Supplied data:
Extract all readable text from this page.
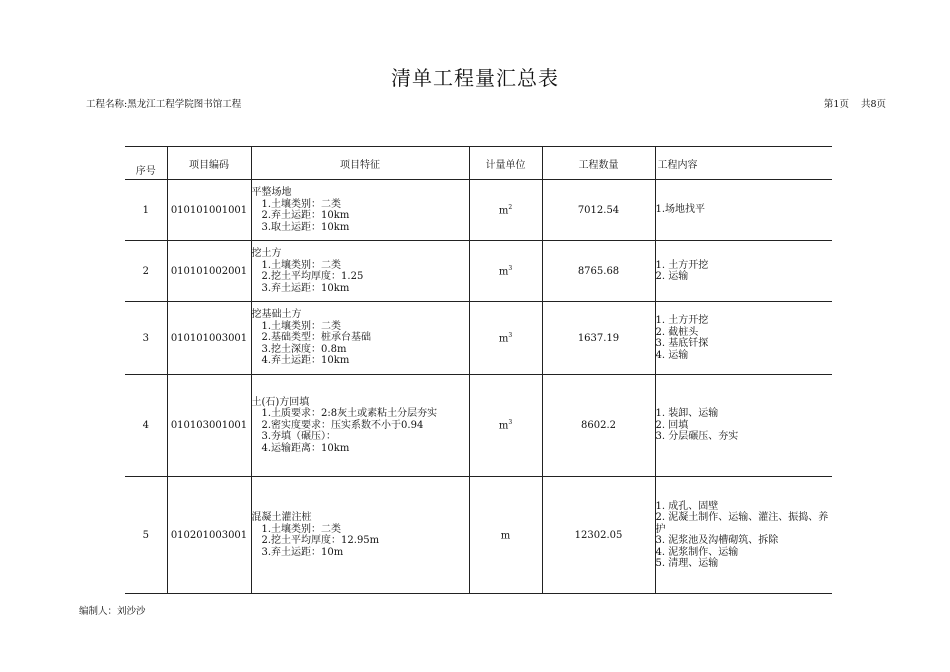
清单工程量汇总表
工程名称:黑龙江工程学院图书馆工程	第1页 共8页
序号	项目编码	项目特征	计量单位	工程数量	工程内容
1	010101001001	平整场地
1.土壤类别：二类
2.弃土运距：10km
3.取土运距：10km	$m^2$	7012.54	1.场地找平

2	010101002001	挖土方
1.土壤类别：二类
2.挖土平均厚度：1.25
3.弃土运距：10km	$m^3$	8765.68	1. 土方开挖
2. 运输

3	010101003001	挖基础土方
1.土壤类别：二类
2.基础类型：桩承台基础
3.挖土深度：0.8m
4.弃土运距：10km	$m^3$	1637.19	1. 土方开挖
2. 截桩头
3. 基底钎探
4. 运输

4	010103001001	土(石)方回填
1.土质要求：2:8灰土或素粘土分层夯实
2.密实度要求：压实系数不小于0.94
3.夯填（碾压）：
4.运输距离：10km	$m^3$	8602.2	1. 装卸、运输
2. 回填
3. 分层碾压、夯实

5	010201003001	混凝土灌注桩
1.土壤类别：二类
2.挖土平均厚度：12.95m
3.弃土运距：10m	m	12302.05	1. 成孔、固壁
2. 泥凝土制作、运输、灌注、振捣、养护
3. 泥浆池及沟槽砌筑、拆除
4. 泥浆制作、运输
5. 清理、运输
编制人：刘沙沙
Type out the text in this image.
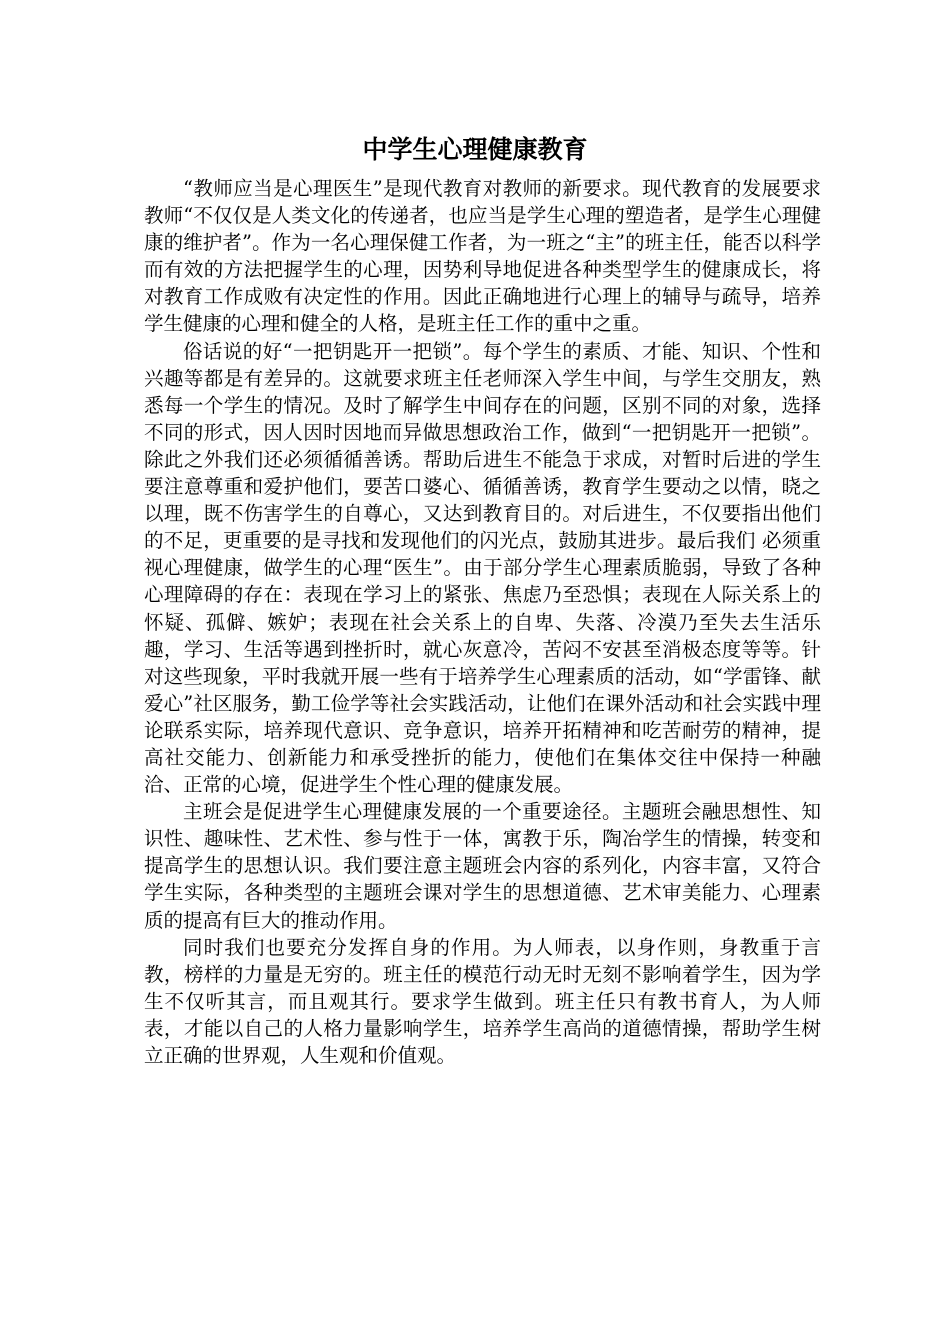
中学生心理健康教育

“教师应当是心理医生”是现代教育对教师的新要求。现代教育的发展要求教师“不仅仅是人类文化的传递者，也应当是学生心理的塑造者，是学生心理健康的维护者”。作为一名心理保健工作者，为一班之“主”的班主任，能否以科学而有效的方法把握学生的心理，因势利导地促进各种类型学生的健康成长，将对教育工作成败有决定性的作用。因此正确地进行心理上的辅导与疏导，培养学生健康的心理和健全的人格，是班主任工作的重中之重。

俗话说的好“一把钥匙开一把锁”。每个学生的素质、才能、知识、个性和兴趣等都是有差异的。这就要求班主任老师深入学生中间，与学生交朋友，熟悉每一个学生的情况。及时了解学生中间存在的问题，区别不同的对象，选择不同的形式，因人因时因地而异做思想政治工作，做到“一把钥匙开一把锁”。除此之外我们还必须循循善诱。帮助后进生不能急于求成，对暂时后进的学生要注意尊重和爱护他们，要苦口婆心、循循善诱，教育学生要动之以情，晓之以理，既不伤害学生的自尊心，又达到教育目的。对后进生，不仅要指出他们的不足，更重要的是寻找和发现他们的闪光点，鼓励其进步。最后我们 必须重视心理健康，做学生的心理“医生”。由于部分学生心理素质脆弱，导致了各种心理障碍的存在：表现在学习上的紧张、焦虑乃至恐惧；表现在人际关系上的怀疑、孤僻、嫉妒；表现在社会关系上的自卑、失落、冷漠乃至失去生活乐趣，学习、生活等遇到挫折时，就心灰意冷，苦闷不安甚至消极态度等等。针对这些现象，平时我就开展一些有于培养学生心理素质的活动，如“学雷锋、献爱心”社区服务，勤工俭学等社会实践活动，让他们在课外活动和社会实践中理论联系实际，培养现代意识、竞争意识，培养开拓精神和吃苦耐劳的精神，提高社交能力、创新能力和承受挫折的能力，使他们在集体交往中保持一种融洽、正常的心境，促进学生个性心理的健康发展。

主班会是促进学生心理健康发展的一个重要途径。主题班会融思想性、知识性、趣味性、艺术性、参与性于一体，寓教于乐，陶冶学生的情操，转变和提高学生的思想认识。我们要注意主题班会内容的系列化，内容丰富，又符合学生实际，各种类型的主题班会课对学生的思想道德、艺术审美能力、心理素质的提高有巨大的推动作用。

同时我们也要充分发挥自身的作用。为人师表，以身作则，身教重于言教，榜样的力量是无穷的。班主任的模范行动无时无刻不影响着学生，因为学生不仅听其言，而且观其行。要求学生做到。班主任只有教书育人，为人师表，才能以自己的人格力量影响学生，培养学生高尚的道德情操，帮助学生树立正确的世界观，人生观和价值观。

Task statement: Work out how many lines above have the string "土方开挖" in them, and give only the number.

Solution to this task: 2